[Records from a collection]

====

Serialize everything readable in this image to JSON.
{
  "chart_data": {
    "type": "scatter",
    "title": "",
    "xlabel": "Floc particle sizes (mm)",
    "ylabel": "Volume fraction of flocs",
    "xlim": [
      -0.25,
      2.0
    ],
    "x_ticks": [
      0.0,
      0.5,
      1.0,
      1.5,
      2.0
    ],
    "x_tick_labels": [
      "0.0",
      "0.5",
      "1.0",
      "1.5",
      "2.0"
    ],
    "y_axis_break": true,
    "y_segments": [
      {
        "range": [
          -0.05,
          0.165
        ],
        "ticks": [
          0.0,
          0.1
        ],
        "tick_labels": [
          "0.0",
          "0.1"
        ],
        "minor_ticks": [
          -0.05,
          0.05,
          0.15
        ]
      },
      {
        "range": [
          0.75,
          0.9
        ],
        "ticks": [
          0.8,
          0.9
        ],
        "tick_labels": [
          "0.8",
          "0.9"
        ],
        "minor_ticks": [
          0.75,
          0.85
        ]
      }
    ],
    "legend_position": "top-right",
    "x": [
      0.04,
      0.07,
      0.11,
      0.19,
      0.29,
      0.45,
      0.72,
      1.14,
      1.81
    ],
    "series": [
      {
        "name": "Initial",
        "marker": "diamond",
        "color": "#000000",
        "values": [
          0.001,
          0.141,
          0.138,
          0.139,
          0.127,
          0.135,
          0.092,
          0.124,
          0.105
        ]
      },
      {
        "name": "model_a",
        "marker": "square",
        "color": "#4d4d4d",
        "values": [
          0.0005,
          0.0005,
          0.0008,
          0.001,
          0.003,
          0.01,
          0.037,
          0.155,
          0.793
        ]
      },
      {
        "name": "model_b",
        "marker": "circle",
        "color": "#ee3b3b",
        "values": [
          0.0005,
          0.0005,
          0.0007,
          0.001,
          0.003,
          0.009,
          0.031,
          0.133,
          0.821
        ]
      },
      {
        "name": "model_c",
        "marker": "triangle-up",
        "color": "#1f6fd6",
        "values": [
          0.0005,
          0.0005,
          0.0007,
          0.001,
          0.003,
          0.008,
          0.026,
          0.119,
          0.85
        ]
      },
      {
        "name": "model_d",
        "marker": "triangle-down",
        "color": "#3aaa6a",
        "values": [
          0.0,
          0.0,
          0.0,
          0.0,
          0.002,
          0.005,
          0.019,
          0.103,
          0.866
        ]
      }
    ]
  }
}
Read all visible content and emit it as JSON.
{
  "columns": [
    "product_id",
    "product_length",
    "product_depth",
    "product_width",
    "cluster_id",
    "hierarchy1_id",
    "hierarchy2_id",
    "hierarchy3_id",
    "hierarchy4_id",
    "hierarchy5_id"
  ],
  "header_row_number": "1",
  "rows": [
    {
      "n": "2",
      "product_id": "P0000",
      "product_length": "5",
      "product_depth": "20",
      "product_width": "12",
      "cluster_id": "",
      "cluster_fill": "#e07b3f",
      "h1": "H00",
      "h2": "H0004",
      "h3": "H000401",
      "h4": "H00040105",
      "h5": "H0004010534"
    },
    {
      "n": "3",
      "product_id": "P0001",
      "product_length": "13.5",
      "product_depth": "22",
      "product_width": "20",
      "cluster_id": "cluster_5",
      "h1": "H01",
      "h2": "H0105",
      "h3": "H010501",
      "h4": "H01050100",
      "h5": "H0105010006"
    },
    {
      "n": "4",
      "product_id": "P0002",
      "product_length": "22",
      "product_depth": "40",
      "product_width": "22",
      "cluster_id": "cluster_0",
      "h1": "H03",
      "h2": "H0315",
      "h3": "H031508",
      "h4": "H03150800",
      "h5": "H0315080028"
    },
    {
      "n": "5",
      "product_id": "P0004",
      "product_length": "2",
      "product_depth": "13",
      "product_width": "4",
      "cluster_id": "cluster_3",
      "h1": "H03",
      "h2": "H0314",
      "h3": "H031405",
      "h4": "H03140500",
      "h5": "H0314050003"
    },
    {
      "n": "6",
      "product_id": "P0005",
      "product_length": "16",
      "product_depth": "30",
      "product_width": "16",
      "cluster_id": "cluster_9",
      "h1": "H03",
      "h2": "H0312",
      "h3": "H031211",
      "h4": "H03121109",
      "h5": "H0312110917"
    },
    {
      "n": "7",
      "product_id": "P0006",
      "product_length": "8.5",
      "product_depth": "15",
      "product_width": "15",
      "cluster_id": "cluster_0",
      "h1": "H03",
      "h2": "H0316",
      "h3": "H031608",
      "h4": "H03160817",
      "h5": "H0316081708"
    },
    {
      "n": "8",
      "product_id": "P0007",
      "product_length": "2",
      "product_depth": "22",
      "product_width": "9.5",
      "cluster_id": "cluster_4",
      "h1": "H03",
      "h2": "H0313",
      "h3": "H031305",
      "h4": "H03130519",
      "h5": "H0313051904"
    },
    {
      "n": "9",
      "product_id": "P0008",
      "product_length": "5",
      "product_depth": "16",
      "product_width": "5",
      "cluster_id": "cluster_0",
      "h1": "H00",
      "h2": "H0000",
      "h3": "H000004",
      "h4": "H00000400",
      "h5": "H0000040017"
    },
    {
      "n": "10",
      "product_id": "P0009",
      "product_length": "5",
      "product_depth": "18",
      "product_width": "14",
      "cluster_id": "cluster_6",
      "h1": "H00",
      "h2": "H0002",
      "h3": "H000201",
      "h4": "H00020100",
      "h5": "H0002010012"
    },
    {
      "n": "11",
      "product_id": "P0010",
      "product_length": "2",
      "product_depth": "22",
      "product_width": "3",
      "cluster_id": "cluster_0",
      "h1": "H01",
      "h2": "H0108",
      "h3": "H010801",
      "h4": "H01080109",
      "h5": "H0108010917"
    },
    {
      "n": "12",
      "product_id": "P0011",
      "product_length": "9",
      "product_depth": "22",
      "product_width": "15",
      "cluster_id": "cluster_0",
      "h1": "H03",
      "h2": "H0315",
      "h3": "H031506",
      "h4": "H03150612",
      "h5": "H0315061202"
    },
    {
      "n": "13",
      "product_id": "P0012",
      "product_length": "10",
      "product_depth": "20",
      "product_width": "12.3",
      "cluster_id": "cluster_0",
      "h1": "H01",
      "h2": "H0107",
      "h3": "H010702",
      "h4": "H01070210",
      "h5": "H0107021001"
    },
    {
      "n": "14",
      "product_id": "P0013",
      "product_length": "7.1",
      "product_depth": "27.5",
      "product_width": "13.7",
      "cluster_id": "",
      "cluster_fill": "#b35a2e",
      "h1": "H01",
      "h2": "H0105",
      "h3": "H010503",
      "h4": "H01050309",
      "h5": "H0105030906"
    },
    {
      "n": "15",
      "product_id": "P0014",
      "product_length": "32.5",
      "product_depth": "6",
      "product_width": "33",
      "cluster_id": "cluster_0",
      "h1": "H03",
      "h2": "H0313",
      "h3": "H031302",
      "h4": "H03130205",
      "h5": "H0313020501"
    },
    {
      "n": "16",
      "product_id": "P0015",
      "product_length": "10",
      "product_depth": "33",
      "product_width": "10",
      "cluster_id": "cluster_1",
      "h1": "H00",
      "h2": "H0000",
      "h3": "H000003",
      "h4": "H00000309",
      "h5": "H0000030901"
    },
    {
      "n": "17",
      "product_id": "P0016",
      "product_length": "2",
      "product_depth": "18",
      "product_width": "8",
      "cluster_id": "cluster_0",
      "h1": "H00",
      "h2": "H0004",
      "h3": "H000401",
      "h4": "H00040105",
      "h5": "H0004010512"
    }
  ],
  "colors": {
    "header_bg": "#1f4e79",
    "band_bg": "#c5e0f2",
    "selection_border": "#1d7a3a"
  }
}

====

Copy each line above containing the string "JSON".

### Output
Serialize everything readable in this image to JSON.
Read all visible content and emit it as JSON.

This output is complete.